Extract all lines from the data beneath that include the word "name".

Dataset records on visual material:
# # #
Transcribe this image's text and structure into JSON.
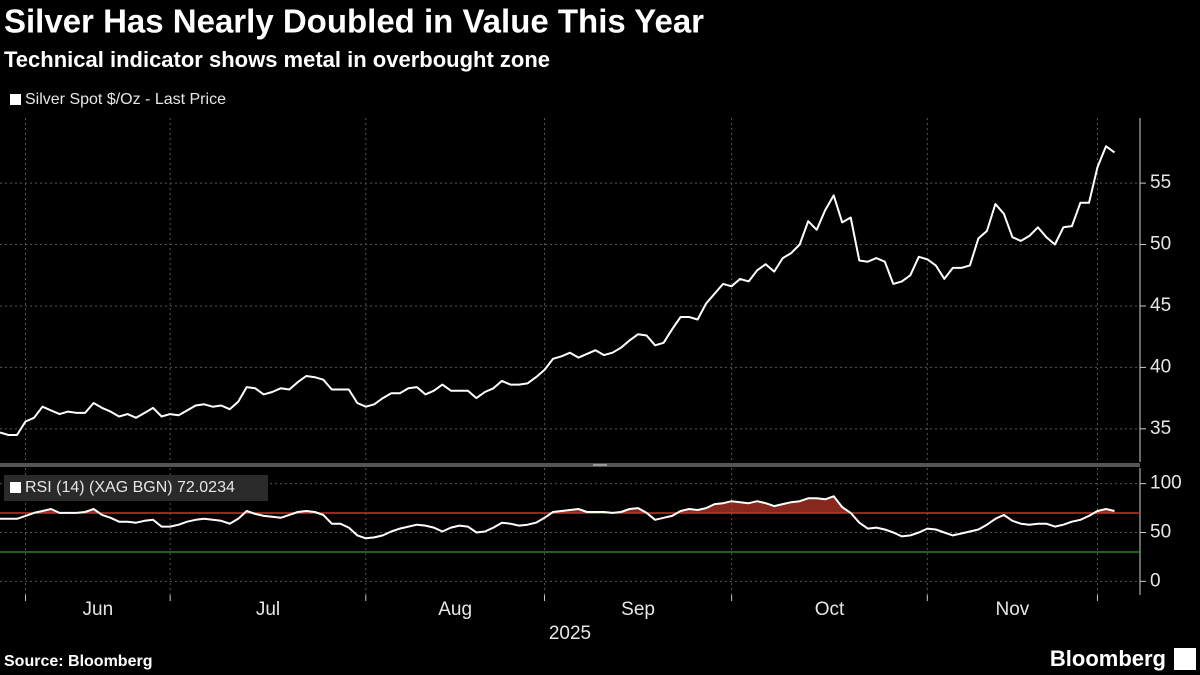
{
  "chart_data": [
    {
      "type": "line",
      "title": "Silver Has Nearly Doubled in Value This Year",
      "subtitle": "Technical indicator shows metal in overbought zone",
      "series": [
        {
          "name": "Silver Spot $/Oz - Last Price",
          "color": "#ffffff",
          "values": [
            34.7,
            34.5,
            34.5,
            35.6,
            35.9,
            36.8,
            36.5,
            36.2,
            36.4,
            36.3,
            36.3,
            37.1,
            36.7,
            36.4,
            36.0,
            36.2,
            35.9,
            36.3,
            36.7,
            36.0,
            36.2,
            36.1,
            36.5,
            36.9,
            37.0,
            36.8,
            36.9,
            36.6,
            37.2,
            38.4,
            38.3,
            37.8,
            38.0,
            38.3,
            38.2,
            38.8,
            39.3,
            39.2,
            39.0,
            38.2,
            38.2,
            38.2,
            37.1,
            36.8,
            37.0,
            37.5,
            37.9,
            37.9,
            38.3,
            38.4,
            37.8,
            38.1,
            38.6,
            38.1,
            38.1,
            38.1,
            37.5,
            38.0,
            38.3,
            38.9,
            38.6,
            38.6,
            38.7,
            39.2,
            39.8,
            40.7,
            40.9,
            41.2,
            40.8,
            41.1,
            41.4,
            41.0,
            41.2,
            41.6,
            42.2,
            42.7,
            42.6,
            41.8,
            42.0,
            43.1,
            44.1,
            44.1,
            43.9,
            45.2,
            46.0,
            46.8,
            46.6,
            47.2,
            47.0,
            47.9,
            48.4,
            47.8,
            48.9,
            49.3,
            50.0,
            51.9,
            51.2,
            52.8,
            54.0,
            51.8,
            52.2,
            48.7,
            48.6,
            48.9,
            48.6,
            46.8,
            47.0,
            47.5,
            49.0,
            48.8,
            48.3,
            47.2,
            48.1,
            48.1,
            48.3,
            50.5,
            51.1,
            53.3,
            52.5,
            50.6,
            50.3,
            50.7,
            51.4,
            50.6,
            50.0,
            51.4,
            51.5,
            53.4,
            53.4,
            56.3,
            58.0,
            57.5
          ]
        }
      ],
      "xlim": [
        0,
        134
      ],
      "ylim": [
        32.3,
        60.3
      ],
      "yticks": [
        35,
        40,
        45,
        50,
        55
      ],
      "xticks": [
        3,
        20,
        43,
        64,
        86,
        109,
        129
      ],
      "grid": true
    },
    {
      "type": "line",
      "series": [
        {
          "name": "RSI (14) (XAG BGN) 72.0234",
          "color": "#ffffff",
          "values": [
            64,
            64,
            64,
            67,
            70,
            72,
            74,
            70,
            70,
            70,
            71,
            74,
            68,
            65,
            61,
            61,
            60,
            62,
            63,
            56,
            56,
            58,
            61,
            63,
            64,
            63,
            62,
            59,
            64,
            72,
            69,
            67,
            66,
            65,
            68,
            71,
            72,
            71,
            68,
            59,
            59,
            55,
            47,
            44,
            45,
            47,
            51,
            54,
            56,
            58,
            57,
            55,
            51,
            55,
            57,
            56,
            50,
            51,
            55,
            60,
            59,
            57,
            58,
            60,
            65,
            71,
            72,
            73,
            74,
            71,
            71,
            71,
            70,
            71,
            74,
            75,
            70,
            63,
            65,
            67,
            72,
            74,
            73,
            75,
            79,
            80,
            82,
            81,
            80,
            82,
            80,
            77,
            79,
            81,
            82,
            85,
            85,
            84,
            87,
            76,
            70,
            60,
            54,
            55,
            53,
            50,
            46,
            47,
            50,
            54,
            53,
            50,
            47,
            49,
            51,
            53,
            58,
            64,
            68,
            62,
            59,
            58,
            59,
            59,
            56,
            58,
            61,
            63,
            67,
            72,
            74,
            72
          ]
        }
      ],
      "overbought": 70,
      "overbought_color": "#c0392b",
      "oversold": 30,
      "oversold_color": "#2e9b3a",
      "xlim": [
        0,
        134
      ],
      "ylim": [
        -14,
        116
      ],
      "yticks": [
        0,
        50,
        100
      ],
      "xticks": [
        {
          "value": 3,
          "label": "Jun"
        },
        {
          "value": 20,
          "label": "Jul"
        },
        {
          "value": 43,
          "label": "Aug"
        },
        {
          "value": 64,
          "label": "Sep"
        },
        {
          "value": 86,
          "label": "Oct"
        },
        {
          "value": 109,
          "label": "Nov"
        },
        {
          "value": 129,
          "label": ""
        }
      ],
      "xlabel": "2025",
      "grid": true
    }
  ],
  "source": "Source: Bloomberg",
  "brand": "Bloomberg"
}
# # #
Solution for this problem:
          "name": "Silver Spot $/Oz - Last Price",
          "name": "RSI (14) (XAG BGN) 72.0234",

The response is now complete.